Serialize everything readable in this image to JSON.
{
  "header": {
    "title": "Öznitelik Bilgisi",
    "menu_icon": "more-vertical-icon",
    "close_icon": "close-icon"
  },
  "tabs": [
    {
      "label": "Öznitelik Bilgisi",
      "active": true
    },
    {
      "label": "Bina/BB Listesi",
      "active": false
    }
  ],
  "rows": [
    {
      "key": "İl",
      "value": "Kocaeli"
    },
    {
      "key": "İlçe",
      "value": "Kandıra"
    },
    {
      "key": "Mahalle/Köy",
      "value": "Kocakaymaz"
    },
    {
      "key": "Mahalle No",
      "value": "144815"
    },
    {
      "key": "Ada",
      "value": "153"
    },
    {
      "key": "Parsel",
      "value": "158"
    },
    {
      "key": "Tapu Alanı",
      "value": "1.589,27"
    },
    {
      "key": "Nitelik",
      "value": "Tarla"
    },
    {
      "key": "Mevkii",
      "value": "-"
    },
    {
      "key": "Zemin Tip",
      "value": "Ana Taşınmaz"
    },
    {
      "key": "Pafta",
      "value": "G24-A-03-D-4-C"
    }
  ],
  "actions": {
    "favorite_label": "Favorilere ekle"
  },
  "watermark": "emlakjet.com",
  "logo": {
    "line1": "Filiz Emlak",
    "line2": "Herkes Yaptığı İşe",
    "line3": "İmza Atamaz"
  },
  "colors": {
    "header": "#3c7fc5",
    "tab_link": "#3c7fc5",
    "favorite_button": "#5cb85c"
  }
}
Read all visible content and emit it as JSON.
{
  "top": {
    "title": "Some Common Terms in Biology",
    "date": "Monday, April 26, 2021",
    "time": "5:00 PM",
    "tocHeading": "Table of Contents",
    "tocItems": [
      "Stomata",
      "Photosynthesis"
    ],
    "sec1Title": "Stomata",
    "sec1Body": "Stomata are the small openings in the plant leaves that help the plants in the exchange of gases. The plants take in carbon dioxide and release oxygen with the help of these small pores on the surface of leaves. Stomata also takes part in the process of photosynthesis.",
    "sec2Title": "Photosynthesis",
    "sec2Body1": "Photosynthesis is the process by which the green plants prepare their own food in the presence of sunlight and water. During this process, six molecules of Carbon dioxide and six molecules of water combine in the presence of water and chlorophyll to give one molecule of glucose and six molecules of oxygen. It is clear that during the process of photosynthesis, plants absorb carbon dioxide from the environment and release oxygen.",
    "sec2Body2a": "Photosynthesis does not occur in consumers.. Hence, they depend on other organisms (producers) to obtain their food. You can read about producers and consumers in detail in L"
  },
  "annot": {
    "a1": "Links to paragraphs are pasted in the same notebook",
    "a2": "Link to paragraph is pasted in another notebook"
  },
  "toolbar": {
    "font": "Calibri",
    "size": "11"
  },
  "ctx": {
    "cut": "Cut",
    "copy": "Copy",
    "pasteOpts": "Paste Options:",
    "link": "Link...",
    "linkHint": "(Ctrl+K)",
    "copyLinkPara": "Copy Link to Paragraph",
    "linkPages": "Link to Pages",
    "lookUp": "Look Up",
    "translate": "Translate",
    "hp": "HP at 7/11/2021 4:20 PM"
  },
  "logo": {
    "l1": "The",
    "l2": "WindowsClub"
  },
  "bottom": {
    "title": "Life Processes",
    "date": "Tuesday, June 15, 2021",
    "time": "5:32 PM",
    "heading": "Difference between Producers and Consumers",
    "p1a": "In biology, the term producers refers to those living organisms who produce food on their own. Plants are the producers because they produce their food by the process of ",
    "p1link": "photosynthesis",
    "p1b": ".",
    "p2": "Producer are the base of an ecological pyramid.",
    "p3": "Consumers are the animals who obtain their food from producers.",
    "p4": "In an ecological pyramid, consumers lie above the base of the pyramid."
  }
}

...

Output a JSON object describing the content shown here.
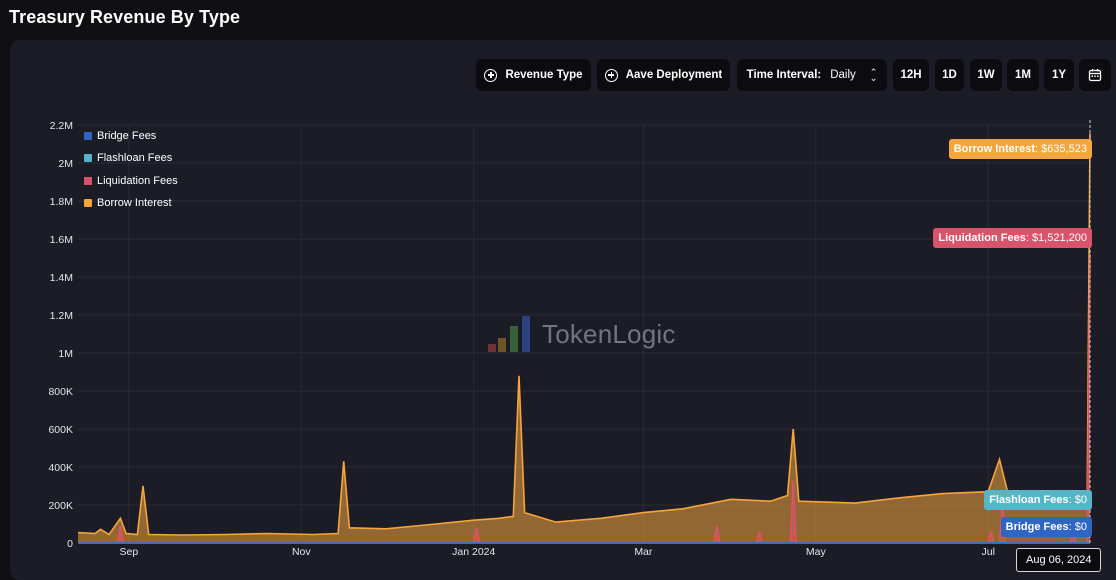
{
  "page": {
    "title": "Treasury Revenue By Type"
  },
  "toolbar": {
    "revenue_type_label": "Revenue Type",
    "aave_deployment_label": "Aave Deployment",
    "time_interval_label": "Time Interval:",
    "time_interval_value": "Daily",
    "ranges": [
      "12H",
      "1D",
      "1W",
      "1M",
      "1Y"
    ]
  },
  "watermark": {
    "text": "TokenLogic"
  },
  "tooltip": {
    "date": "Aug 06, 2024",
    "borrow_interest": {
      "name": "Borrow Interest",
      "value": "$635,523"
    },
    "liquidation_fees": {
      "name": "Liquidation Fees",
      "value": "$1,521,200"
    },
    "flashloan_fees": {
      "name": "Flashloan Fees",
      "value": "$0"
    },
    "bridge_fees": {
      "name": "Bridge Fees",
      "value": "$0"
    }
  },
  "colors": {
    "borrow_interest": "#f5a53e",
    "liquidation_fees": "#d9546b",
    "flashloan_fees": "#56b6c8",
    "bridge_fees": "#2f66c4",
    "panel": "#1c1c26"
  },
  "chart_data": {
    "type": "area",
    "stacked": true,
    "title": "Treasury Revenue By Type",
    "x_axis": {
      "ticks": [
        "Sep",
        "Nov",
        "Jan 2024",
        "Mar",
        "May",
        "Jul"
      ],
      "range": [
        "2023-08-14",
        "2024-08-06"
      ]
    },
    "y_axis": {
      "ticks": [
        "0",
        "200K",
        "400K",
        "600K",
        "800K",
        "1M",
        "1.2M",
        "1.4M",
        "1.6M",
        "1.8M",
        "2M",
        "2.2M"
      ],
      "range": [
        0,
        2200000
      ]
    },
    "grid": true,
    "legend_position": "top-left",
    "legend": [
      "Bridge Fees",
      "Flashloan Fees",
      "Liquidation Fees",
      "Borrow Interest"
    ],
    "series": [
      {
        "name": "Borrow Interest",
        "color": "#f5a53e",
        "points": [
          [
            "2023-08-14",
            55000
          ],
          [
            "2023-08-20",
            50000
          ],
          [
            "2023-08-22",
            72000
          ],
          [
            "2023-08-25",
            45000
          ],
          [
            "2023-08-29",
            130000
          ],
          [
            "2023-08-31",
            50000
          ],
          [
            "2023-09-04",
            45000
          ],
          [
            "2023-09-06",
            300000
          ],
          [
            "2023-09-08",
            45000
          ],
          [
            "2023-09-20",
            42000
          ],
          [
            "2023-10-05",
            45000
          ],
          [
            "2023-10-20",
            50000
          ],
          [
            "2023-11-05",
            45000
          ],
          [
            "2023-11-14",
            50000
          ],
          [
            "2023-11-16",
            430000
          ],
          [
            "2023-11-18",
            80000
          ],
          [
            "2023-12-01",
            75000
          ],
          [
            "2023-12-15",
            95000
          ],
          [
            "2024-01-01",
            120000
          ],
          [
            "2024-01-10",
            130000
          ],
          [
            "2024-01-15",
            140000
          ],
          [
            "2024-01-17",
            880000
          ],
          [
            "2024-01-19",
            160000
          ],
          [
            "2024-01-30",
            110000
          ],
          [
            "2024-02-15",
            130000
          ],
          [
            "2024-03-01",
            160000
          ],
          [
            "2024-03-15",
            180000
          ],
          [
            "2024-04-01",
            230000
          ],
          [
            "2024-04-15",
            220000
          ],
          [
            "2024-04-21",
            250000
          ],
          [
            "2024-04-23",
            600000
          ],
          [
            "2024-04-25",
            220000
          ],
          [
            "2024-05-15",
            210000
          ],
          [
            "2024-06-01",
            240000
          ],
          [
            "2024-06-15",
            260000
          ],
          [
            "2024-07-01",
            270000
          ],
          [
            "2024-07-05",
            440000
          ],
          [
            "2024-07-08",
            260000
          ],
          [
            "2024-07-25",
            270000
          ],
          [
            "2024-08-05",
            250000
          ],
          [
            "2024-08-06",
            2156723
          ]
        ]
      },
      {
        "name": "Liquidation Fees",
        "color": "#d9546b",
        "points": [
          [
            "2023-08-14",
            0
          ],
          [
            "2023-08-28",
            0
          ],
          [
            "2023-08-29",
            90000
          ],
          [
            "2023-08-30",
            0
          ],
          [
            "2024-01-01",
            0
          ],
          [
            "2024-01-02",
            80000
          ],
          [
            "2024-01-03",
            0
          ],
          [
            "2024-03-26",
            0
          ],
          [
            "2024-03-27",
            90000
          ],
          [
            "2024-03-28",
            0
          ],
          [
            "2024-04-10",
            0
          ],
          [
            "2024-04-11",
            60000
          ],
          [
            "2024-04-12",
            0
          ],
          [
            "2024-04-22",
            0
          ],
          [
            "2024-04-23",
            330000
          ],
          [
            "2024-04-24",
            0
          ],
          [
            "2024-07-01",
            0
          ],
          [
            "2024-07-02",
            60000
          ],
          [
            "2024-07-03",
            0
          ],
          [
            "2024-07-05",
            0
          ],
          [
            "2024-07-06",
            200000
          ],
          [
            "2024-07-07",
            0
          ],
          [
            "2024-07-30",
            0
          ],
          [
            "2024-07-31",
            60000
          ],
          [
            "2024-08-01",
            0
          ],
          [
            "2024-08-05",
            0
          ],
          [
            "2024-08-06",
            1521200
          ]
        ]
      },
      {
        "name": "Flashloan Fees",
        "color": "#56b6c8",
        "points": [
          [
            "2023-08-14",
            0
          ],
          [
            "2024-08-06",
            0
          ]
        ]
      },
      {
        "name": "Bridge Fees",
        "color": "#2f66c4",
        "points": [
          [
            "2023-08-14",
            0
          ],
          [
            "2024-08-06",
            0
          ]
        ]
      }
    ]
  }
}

> [To do]: Set out every line from the material that contains the string "Copy".

> [Written response]:
    "copy": "Copy",
    "copyLinkPara": "Copy Link to Paragraph",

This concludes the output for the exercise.